» **Work to complete**
Show every line in the entries below where the word "color" appears.

» **Information given**
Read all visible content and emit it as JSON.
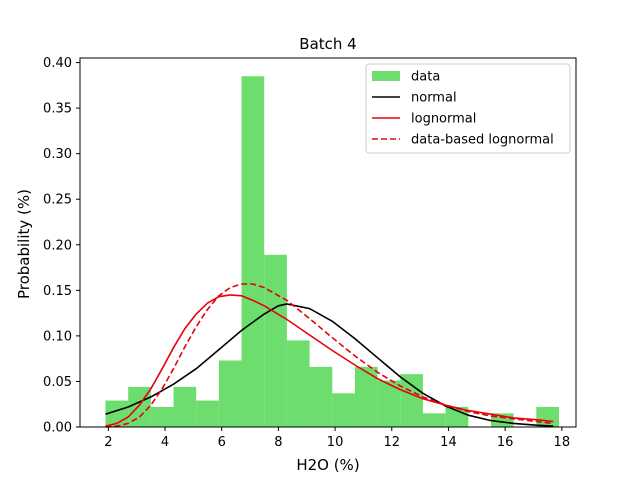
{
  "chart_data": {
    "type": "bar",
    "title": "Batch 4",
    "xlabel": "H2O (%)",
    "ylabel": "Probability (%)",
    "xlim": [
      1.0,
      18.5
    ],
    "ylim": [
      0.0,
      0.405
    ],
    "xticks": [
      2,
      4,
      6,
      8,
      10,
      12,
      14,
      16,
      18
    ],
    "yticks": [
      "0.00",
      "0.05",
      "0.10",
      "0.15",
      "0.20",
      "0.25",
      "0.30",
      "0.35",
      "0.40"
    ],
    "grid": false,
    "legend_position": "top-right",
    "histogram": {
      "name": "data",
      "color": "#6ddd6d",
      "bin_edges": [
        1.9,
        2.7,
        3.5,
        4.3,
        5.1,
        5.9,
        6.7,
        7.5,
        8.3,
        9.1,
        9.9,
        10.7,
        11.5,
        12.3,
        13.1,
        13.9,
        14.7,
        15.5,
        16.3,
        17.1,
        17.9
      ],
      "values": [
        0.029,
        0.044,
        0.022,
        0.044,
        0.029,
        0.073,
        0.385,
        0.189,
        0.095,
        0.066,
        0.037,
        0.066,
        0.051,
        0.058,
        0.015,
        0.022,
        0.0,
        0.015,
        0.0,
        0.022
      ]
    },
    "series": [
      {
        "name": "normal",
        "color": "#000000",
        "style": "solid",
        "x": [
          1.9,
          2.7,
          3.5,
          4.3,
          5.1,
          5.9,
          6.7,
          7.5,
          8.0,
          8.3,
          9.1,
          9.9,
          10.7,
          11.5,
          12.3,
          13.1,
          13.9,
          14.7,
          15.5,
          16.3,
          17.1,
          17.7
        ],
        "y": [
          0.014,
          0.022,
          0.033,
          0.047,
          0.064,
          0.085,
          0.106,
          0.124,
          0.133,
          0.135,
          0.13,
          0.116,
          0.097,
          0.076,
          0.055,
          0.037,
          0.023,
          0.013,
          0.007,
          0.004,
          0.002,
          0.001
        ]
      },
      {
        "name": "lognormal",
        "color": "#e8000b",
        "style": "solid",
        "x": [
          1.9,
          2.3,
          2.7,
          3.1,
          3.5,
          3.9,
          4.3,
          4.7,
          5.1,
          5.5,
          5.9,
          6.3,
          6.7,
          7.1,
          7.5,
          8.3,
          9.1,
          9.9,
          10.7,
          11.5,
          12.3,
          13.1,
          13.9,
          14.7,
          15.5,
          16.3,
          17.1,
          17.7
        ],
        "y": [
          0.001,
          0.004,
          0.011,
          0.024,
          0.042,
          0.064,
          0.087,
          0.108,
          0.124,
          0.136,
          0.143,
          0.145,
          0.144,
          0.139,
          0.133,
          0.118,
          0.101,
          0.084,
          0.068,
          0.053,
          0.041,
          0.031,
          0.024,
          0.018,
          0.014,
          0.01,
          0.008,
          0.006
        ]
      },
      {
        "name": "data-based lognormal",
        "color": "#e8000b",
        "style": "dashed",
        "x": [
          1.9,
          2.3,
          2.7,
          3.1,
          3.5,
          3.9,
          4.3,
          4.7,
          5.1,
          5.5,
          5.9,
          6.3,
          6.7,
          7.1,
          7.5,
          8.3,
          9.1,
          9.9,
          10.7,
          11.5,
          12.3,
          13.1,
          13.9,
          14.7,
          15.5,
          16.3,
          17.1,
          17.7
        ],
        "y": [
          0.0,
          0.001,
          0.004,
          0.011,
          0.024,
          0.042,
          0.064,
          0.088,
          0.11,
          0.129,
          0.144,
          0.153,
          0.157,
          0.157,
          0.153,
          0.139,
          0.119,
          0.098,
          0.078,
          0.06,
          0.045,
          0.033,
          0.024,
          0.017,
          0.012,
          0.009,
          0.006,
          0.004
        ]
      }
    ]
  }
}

» **Output**
      "color": "#6ddd6d",
        "color": "#000000",
        "color": "#e8000b",
        "color": "#e8000b",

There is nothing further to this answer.